:: Work instructions ::
Find and return each line containing "Create".

:: Input data ::
===============
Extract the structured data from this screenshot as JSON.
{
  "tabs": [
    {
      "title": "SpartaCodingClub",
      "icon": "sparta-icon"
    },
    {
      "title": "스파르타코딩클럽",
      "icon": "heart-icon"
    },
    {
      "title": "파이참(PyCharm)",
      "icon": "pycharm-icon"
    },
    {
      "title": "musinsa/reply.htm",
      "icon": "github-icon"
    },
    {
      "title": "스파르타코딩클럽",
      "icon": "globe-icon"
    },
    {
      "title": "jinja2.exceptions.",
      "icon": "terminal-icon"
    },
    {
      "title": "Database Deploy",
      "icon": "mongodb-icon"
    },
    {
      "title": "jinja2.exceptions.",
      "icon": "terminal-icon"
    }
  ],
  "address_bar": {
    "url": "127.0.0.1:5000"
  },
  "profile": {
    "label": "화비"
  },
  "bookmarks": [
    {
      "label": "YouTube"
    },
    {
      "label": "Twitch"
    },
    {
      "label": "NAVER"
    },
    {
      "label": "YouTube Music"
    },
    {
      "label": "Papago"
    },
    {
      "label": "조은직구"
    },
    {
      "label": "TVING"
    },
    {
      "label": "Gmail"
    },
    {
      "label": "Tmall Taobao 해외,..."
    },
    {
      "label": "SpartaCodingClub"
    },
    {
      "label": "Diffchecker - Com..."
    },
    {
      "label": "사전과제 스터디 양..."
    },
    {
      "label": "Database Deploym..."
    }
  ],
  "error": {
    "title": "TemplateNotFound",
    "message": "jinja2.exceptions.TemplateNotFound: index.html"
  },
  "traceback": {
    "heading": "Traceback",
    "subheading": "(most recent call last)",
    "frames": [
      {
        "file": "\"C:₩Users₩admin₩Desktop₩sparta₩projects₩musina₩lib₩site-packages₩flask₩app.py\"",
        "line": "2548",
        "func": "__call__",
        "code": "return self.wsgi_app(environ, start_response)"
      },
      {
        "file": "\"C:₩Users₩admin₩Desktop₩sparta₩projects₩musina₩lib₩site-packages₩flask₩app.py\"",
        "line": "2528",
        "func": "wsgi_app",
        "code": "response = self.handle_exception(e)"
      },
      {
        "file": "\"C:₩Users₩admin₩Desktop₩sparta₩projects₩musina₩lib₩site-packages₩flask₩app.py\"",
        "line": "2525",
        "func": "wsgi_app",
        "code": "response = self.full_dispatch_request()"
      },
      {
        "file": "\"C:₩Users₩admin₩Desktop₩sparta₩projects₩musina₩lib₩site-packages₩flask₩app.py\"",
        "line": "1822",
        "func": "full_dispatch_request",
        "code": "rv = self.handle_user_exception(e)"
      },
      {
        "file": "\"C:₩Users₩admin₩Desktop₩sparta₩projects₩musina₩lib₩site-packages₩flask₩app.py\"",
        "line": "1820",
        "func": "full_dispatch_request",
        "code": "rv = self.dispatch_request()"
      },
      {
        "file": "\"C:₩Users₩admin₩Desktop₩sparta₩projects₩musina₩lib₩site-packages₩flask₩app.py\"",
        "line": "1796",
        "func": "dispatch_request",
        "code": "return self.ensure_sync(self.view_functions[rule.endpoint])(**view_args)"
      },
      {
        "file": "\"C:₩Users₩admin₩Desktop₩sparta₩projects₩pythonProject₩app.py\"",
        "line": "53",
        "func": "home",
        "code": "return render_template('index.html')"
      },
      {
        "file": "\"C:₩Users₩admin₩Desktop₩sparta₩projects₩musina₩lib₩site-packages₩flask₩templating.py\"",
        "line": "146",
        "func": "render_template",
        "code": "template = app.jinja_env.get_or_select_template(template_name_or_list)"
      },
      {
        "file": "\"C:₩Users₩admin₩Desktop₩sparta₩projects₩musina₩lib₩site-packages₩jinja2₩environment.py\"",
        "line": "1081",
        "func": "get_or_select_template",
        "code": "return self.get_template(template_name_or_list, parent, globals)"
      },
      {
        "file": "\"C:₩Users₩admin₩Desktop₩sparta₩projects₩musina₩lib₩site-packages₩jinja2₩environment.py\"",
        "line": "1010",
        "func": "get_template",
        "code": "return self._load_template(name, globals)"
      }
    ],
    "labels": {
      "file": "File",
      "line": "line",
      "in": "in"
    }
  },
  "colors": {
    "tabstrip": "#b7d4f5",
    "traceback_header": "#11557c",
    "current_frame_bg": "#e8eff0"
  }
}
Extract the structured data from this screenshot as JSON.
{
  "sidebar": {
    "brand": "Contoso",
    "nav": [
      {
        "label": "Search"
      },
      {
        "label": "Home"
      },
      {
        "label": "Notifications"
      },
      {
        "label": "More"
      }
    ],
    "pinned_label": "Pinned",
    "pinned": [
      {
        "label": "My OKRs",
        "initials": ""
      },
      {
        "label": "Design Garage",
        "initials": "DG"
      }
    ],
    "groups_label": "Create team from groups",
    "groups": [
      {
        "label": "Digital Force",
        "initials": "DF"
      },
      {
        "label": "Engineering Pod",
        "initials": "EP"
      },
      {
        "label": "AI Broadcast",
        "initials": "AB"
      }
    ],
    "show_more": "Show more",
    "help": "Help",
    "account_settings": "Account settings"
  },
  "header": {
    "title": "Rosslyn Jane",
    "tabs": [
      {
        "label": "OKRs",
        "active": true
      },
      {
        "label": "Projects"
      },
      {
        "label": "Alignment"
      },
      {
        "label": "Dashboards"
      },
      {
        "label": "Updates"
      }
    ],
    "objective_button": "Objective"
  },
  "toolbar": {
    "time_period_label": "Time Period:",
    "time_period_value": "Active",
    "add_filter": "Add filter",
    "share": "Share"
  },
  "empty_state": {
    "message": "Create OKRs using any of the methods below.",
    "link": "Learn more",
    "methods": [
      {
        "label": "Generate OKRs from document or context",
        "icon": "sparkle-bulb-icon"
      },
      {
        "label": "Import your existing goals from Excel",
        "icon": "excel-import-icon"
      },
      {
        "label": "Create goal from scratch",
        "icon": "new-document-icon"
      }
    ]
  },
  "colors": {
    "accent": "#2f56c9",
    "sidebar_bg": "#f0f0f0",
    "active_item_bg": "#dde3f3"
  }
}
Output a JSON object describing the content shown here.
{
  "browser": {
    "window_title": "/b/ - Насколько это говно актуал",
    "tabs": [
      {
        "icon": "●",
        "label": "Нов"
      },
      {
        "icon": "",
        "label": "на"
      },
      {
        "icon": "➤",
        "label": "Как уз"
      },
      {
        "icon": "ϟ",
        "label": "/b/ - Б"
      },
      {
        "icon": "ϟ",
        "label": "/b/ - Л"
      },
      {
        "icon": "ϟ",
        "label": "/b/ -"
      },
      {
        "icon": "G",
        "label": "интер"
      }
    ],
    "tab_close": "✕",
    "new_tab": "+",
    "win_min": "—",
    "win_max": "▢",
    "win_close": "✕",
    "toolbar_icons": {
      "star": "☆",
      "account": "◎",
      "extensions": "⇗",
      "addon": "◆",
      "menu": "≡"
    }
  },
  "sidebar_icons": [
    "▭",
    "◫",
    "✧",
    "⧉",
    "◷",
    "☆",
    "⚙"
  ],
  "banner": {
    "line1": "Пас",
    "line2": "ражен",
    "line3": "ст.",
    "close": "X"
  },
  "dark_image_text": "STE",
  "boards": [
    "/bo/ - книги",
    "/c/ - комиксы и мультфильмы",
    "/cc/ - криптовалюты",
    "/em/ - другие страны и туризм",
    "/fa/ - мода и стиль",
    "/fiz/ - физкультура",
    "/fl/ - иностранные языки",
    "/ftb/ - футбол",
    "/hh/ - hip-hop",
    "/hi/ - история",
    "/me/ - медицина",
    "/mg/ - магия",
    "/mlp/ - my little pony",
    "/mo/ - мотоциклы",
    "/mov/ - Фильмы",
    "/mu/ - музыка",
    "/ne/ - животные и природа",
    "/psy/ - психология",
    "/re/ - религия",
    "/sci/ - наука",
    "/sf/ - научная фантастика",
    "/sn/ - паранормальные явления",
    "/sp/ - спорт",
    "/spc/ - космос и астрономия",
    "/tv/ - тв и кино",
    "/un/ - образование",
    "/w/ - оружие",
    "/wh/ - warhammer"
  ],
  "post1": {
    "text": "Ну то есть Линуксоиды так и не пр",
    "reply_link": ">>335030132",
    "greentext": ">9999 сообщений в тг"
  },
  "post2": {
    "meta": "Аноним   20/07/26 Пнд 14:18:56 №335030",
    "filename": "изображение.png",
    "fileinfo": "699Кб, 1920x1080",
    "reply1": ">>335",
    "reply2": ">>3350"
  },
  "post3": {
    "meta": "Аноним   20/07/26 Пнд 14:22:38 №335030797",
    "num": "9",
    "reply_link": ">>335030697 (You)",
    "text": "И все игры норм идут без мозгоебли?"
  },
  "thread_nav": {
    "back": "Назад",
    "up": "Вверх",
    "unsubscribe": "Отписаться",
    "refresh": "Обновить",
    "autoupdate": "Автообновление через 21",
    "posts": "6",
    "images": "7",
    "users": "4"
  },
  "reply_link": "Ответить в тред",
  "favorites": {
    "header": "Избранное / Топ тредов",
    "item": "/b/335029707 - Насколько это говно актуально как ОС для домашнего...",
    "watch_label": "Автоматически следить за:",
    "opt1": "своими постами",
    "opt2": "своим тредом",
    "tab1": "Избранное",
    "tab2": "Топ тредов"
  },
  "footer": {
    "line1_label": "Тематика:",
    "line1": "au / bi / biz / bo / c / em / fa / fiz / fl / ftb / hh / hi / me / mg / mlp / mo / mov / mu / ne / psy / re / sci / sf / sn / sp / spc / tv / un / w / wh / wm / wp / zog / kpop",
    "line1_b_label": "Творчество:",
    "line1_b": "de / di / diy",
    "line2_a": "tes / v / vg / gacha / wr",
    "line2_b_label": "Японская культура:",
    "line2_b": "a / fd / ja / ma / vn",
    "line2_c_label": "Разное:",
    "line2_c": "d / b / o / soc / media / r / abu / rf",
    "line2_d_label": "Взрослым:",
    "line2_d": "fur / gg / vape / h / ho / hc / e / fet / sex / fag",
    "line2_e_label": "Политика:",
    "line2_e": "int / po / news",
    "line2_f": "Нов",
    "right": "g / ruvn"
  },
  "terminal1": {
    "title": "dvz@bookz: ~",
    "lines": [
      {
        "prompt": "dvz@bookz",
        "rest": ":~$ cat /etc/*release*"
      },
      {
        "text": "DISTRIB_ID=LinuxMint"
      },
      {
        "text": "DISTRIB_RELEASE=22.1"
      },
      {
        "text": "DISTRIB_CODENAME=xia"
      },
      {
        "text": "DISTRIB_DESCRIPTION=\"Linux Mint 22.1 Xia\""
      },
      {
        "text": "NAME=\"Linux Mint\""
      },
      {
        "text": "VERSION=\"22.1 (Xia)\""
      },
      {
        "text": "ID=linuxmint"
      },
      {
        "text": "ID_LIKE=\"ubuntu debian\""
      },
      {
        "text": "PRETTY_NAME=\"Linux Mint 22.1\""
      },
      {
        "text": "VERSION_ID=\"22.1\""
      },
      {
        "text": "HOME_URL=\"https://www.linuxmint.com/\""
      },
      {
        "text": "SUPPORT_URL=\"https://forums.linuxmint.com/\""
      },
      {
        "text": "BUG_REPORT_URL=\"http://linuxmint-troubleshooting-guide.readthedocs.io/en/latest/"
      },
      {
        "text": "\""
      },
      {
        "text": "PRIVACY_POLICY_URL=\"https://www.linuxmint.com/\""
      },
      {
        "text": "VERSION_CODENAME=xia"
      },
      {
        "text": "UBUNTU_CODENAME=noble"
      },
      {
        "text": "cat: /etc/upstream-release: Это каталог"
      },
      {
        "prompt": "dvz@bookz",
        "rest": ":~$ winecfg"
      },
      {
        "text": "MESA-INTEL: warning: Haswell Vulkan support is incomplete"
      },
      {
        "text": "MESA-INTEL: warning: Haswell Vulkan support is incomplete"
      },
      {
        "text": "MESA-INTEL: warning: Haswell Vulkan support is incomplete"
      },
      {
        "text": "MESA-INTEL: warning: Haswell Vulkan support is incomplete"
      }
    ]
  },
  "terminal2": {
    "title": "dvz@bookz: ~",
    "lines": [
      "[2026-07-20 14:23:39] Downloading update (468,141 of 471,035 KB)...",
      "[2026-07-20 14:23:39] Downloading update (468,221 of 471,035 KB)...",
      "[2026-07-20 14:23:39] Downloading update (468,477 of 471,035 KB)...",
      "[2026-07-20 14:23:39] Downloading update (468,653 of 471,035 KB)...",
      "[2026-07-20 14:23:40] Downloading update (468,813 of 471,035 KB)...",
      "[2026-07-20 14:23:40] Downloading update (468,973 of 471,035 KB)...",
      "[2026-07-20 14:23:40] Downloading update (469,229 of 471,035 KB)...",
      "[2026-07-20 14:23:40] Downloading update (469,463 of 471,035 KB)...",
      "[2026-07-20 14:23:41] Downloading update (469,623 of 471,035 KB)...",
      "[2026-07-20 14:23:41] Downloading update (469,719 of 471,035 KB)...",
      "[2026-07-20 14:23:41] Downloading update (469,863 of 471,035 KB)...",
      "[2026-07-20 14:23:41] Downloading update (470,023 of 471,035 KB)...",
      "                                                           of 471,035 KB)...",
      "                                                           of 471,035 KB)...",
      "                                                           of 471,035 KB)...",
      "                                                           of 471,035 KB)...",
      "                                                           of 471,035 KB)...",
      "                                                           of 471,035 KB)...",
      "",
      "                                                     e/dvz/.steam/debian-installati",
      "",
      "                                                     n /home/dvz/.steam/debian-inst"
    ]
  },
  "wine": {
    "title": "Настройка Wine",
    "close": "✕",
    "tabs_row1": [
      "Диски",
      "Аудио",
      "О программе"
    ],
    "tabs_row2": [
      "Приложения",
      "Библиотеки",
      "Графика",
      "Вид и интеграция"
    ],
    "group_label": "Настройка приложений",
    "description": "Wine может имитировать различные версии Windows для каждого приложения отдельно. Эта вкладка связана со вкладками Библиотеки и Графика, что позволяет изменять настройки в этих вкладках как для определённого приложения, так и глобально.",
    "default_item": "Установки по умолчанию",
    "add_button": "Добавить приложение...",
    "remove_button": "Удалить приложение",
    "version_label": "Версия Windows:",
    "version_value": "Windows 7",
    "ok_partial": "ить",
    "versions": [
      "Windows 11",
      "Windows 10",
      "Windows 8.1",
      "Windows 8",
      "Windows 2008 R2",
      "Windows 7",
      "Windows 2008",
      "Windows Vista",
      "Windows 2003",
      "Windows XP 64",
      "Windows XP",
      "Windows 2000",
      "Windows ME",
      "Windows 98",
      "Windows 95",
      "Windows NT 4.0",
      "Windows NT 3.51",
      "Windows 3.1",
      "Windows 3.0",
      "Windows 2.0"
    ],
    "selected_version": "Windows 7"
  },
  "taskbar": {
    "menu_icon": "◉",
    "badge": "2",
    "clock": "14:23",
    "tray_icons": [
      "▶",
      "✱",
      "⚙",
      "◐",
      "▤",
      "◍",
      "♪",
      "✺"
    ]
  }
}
===============
:: Completed exercise ::
    "groups_label": "Create team from groups",
    "message": "Create OKRs using any of the methods below.",
        "label": "Create goal from scratch",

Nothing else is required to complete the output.